Written problem:
Count, in the entries below, the lines in which "image" occurs. Give the number, nothing more.

Data for this task:
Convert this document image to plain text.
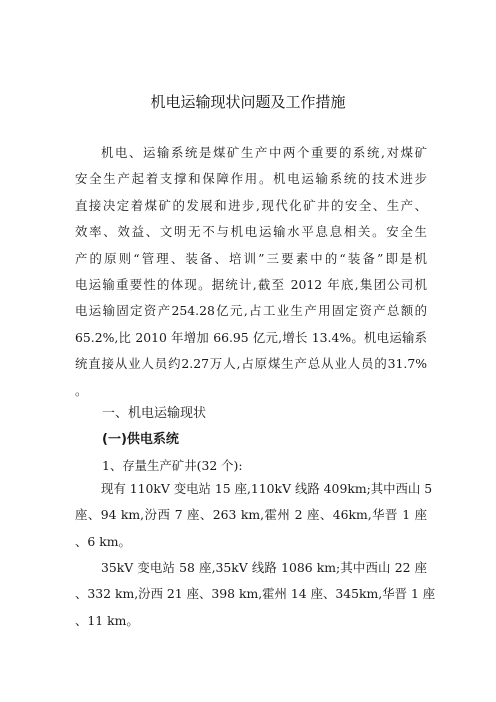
机电运输现状问题及工作措施
机电、运输系统是煤矿生产中两个重要的系统,对煤矿
安全生产起着支撑和保障作用。机电运输系统的技术进步
直接决定着煤矿的发展和进步,现代化矿井的安全、生产、
效率、效益、文明无不与机电运输水平息息相关。安全生
产的原则“管理、装备、培训”三要素中的“装备”即是机
电运输重要性的体现。据统计,截至 2012 年底,集团公司机
电运输固定资产254.28亿元,占工业生产用固定资产总额的
65.2%,比 2010 年增加 66.95 亿元,增长 13.4%。机电运输系
统直接从业人员约2.27万人,占原煤生产总从业人员的31.7%
。
一、机电运输现状
(一)供电系统
1、存量生产矿井(32 个):
现有 110kV 变电站 15 座,110kV 线路 409km;其中西山 5
座、94 km,汾西 7 座、263 km,霍州 2 座、46km,华晋 1 座
、6 km。
35kV 变电站 58 座,35kV 线路 1086 km;其中西山 22 座
、332 km,汾西 21 座、398 km,霍州 14 座、345km,华晋 1 座
、11 km。
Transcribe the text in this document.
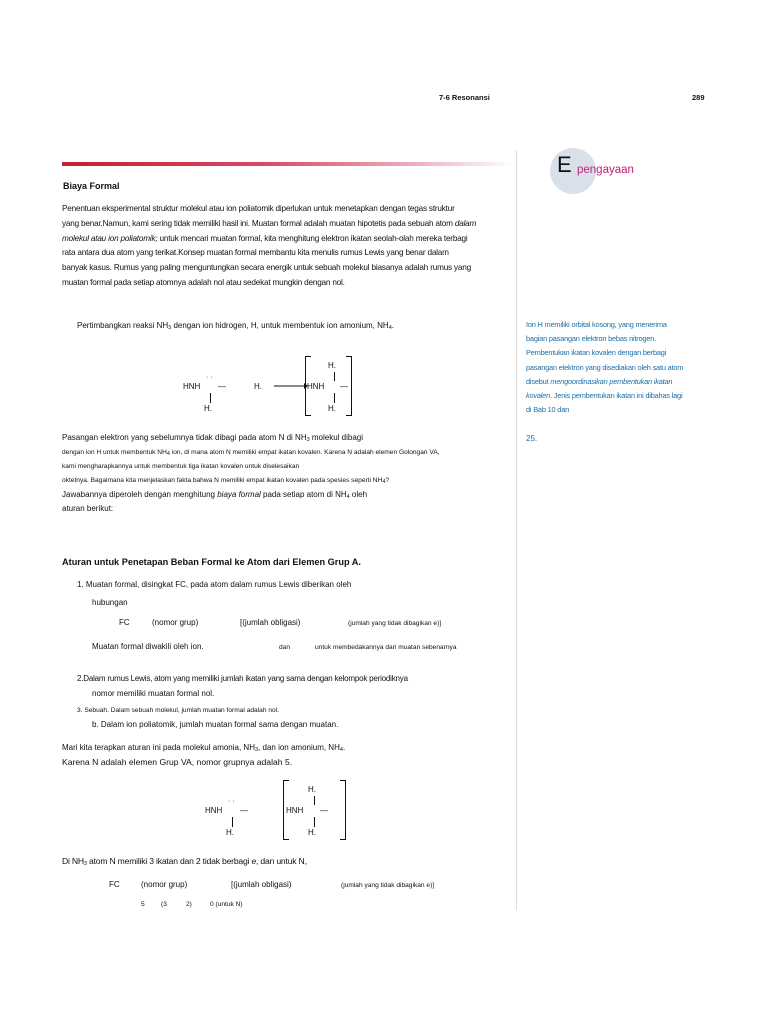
7-6 Resonansi	289
E pengayaan
Biaya Formal
Penentuan eksperimental struktur molekul atau ion poliatomik diperlukan untuk menetapkan dengan tegas struktur
yang benar.Namun, kami sering tidak memiliki hasil ini. Muatan formal adalah muatan hipotetis pada sebuah atom dalam
molekul atau ion poliatomik; untuk mencari muatan formal, kita menghitung elektron ikatan seolah-olah mereka terbagi
rata antara dua atom yang terikat.Konsep muatan formal membantu kita menulis rumus Lewis yang benar dalam
banyak kasus. Rumus yang paling menguntungkan secara energik untuk sebuah molekul biasanya adalah rumus yang
muatan formal pada setiap atomnya adalah nol atau sedekat mungkin dengan nol.
Pertimbangkan reaksi NH3 dengan ion hidrogen, H, untuk membentuk ion amonium, NH4.
HNH
· ·
—
H.
H. →
H.
HNH —
H.
Pasangan elektron yang sebelumnya tidak dibagi pada atom N di NH3 molekul dibagi
dengan ion H untuk membentuk NH4 ion, di mana atom N memiliki empat ikatan kovalen. Karena N adalah elemen Golongan VA,
kami mengharapkannya untuk membentuk tiga ikatan kovalen untuk diselesaikan
oktetnya. Bagaimana kita menjelaskan fakta bahwa N memiliki empat ikatan kovalen pada spesies seperti NH4?
Jawabannya diperoleh dengan menghitung biaya formal pada setiap atom di NH4 oleh
aturan berikut:
Ion H memiliki orbital kosong, yang menerima
bagian pasangan elektron bebas nitrogen.
Pembentukan ikatan kovalen dengan berbagi
pasangan elektron yang disediakan oleh satu atom
disebut mengoordinasikan pembentukan ikatan
kovalen. Jenis pembentukan ikatan ini dibahas lagi
di Bab 10 dan
25.
Aturan untuk Penetapan Beban Formal ke Atom dari Elemen Grup A.
1. Muatan formal, disingkat FC, pada atom dalam rumus Lewis diberikan oleh
hubungan
FC	(nomor grup)	[(jumlah obligasi)	(jumlah yang tidak dibagikan e)]
Muatan formal diwakili oleh ion.	dan	untuk membedakannya dari muatan sebenarnya
2.Dalam rumus Lewis, atom yang memiliki jumlah ikatan yang sama dengan kelompok periodiknya
nomor memiliki muatan formal nol.
3. Sebuah. Dalam sebuah molekul, jumlah muatan formal adalah nol.
b. Dalam ion poliatomik, jumlah muatan formal sama dengan muatan.
Mari kita terapkan aturan ini pada molekul amonia, NH3, dan ion amonium, NH4.
Karena N adalah elemen Grup VA, nomor grupnya adalah 5.
HNH
· ·
—
H.
H.
HNH —
H.
Di NH3 atom N memiliki 3 ikatan dan 2 tidak berbagi e, dan untuk N,
FC	(nomor grup)	[(jumlah obligasi)	(jumlah yang tidak dibagikan e)]
5 (3	2)	0 (untuk N)
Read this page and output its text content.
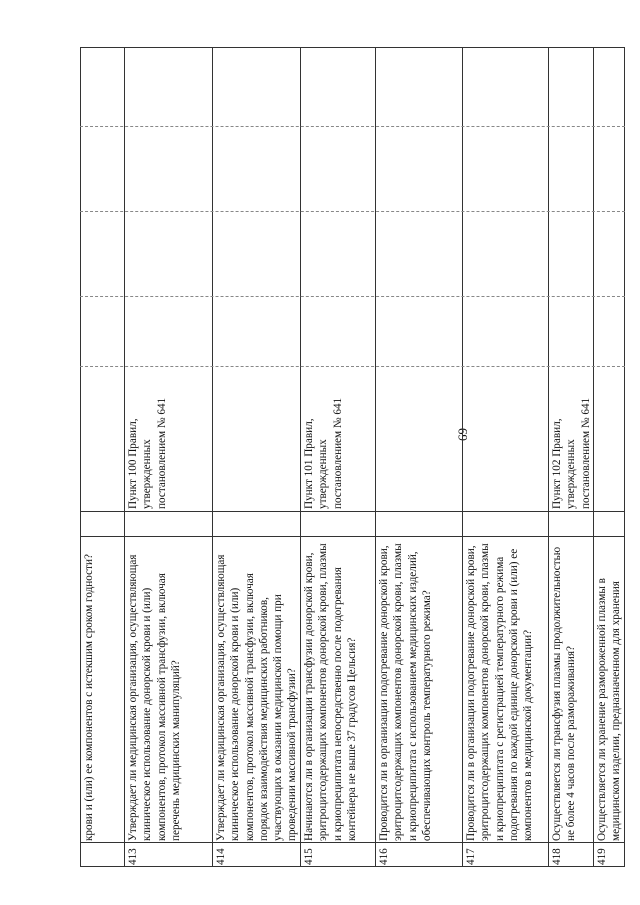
69
крови и (или) ее компонентов с истекшим сроком годности?
413
Утверждает ли медицинская организация, осуществляющая клиническое использование донорской крови и (или) компонентов, протокол массивной трансфузии, включая перечень медицинских манипуляций?
Пункт 100 Правил, утвержденных постановлением № 641
414
Утверждает ли медицинская организация, осуществляющая клиническое использование донорской крови и (или) компонентов, протокол массивной трансфузии, включая порядок взаимодействия медицинских работников, участвующих в оказании медицинской помощи при проведении массивной трансфузии?
415
Начинаются ли в организации трансфузии донорской крови, эритроцитсодержащих компонентов донорской крови, плазмы и криопреципитата непосредственно после подогревания контейнера не выше 37 градусов Цельсия?
Пункт 101 Правил, утвержденных постановлением № 641
416
Проводится ли в организации подогревание донорской крови, эритроцитсодержащих компонентов донорской крови, плазмы и криопреципитата с использованием медицинских изделий, обеспечивающих контроль температурного режима?
417
Проводится ли в организации подогревание донорской крови, эритроцитсодержащих компонентов донорской крови, плазмы и криопреципитата с регистрацией температурного режима подогревания по каждой единице донорской крови и (или) ее компонентов в медицинской документации?
418
Осуществляется ли трансфузия плазмы продолжительностью не более 4 часов после размораживания?
Пункт 102 Правил, утвержденных постановлением № 641
419
Осуществляется ли хранение размороженной плазмы в медицинском изделии, предназначенном для хранения
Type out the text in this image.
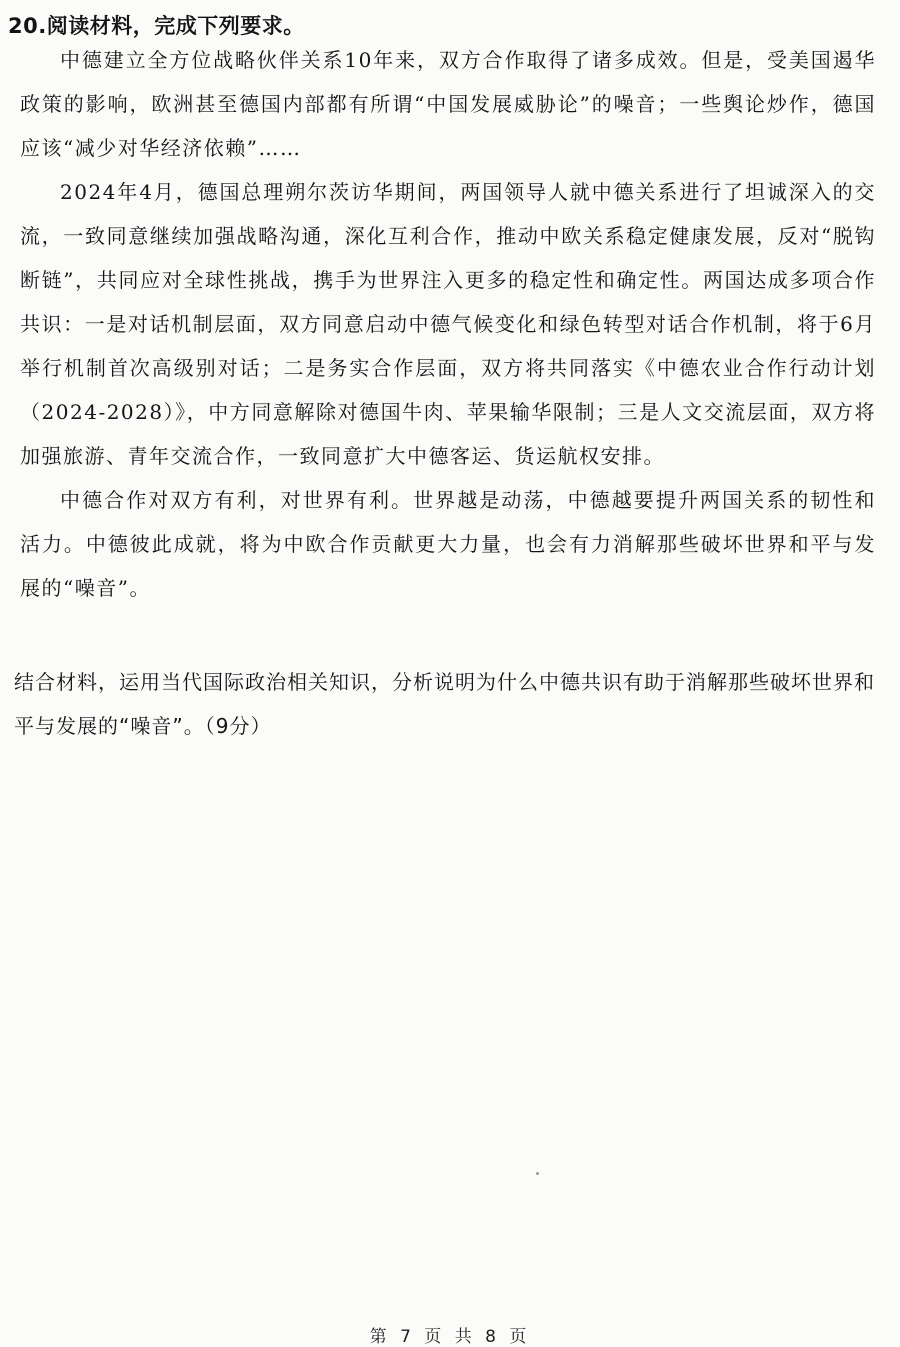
20.阅读材料，完成下列要求。

中德建立全方位战略伙伴关系10年来，双方合作取得了诸多成效。但是，受美国遏华政策的影响，欧洲甚至德国内部都有所谓“中国发展威胁论”的噪音；一些舆论炒作，德国应该“减少对华经济依赖”……

2024年4月，德国总理朔尔茨访华期间，两国领导人就中德关系进行了坦诚深入的交流，一致同意继续加强战略沟通，深化互利合作，推动中欧关系稳定健康发展，反对“脱钩断链”，共同应对全球性挑战，携手为世界注入更多的稳定性和确定性。两国达成多项合作共识：一是对话机制层面，双方同意启动中德气候变化和绿色转型对话合作机制，将于6月举行机制首次高级别对话；二是务实合作层面，双方将共同落实《中德农业合作行动计划（2024-2028）》，中方同意解除对德国牛肉、苹果输华限制；三是人文交流层面，双方将加强旅游、青年交流合作，一致同意扩大中德客运、货运航权安排。

中德合作对双方有利，对世界有利。世界越是动荡，中德越要提升两国关系的韧性和活力。中德彼此成就，将为中欧合作贡献更大力量，也会有力消解那些破坏世界和平与发展的“噪音”。

结合材料，运用当代国际政治相关知识，分析说明为什么中德共识有助于消解那些破坏世界和平与发展的“噪音”。（9分）

第 7 页 共 8 页
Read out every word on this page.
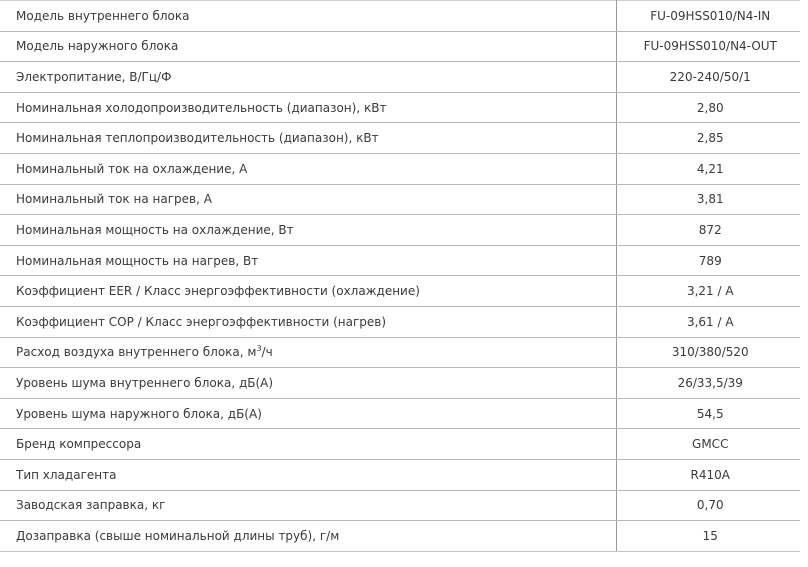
Модель внутреннего блока	FU-09HSS010/N4-IN
Модель наружного блока	FU-09HSS010/N4-OUT
Электропитание, В/Гц/Ф	220-240/50/1
Номинальная холодопроизводительность (диапазон), кВт	2,80
Номинальная теплопроизводительность (диапазон), кВт	2,85
Номинальный ток на охлаждение, А	4,21
Номинальный ток на нагрев, А	3,81
Номинальная мощность на охлаждение, Вт	872
Номинальная мощность на нагрев, Вт	789
Коэффициент EER / Класс энергоэффективности (охлаждение)	3,21 / A
Коэффициент COP / Класс энергоэффективности (нагрев)	3,61 / A
Расход воздуха внутреннего блока, $м^3/ч$	310/380/520
Уровень шума внутреннего блока, дБ(А)	26/33,5/39
Уровень шума наружного блока, дБ(А)	54,5
Бренд компрессора	GMCC
Тип хладагента	R410A
Заводская заправка, кг	0,70
Дозаправка (свыше номинальной длины труб), г/м	15
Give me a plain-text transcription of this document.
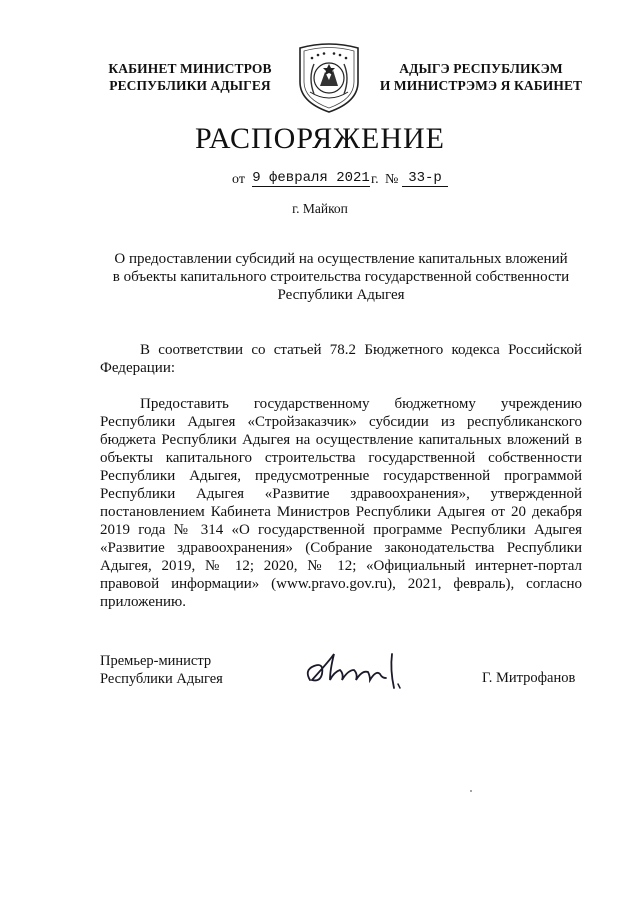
КАБИНЕТ МИНИСТРОВ
РЕСПУБЛИКИ АДЫГЕЯ
АДЫГЭ РЕСПУБЛИКЭМ
И МИНИСТРЭМЭ Я КАБИНЕТ
РАСПОРЯЖЕНИЕ
от 9 февраля 2021 г. № 33-р
г. Майкоп
О предоставлении субсидий на осуществление капитальных вложений
в объекты капитального строительства государственной собственности
Республики Адыгея
В соответствии со статьей 78.2 Бюджетного кодекса Российской Федерации:
Предоставить государственному бюджетному учреждению Республики Адыгея «Стройзаказчик» субсидии из республиканского бюджета Республики Адыгея на осуществление капитальных вложений в объекты капитального строительства государственной собственности Республики Адыгея, предусмотренные государственной программой Республики Адыгея «Развитие здравоохранения», утвержденной постановлением Кабинета Министров Республики Адыгея от 20 декабря 2019 года № 314 «О государственной программе Республики Адыгея «Развитие здравоохранения» (Собрание законодательства Республики Адыгея, 2019, № 12; 2020, № 12; «Официальный интернет-портал правовой информации» (www.pravo.gov.ru), 2021, февраль), согласно приложению.
Премьер-министр
Республики Адыгея	Г. Митрофанов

Exercise response:
2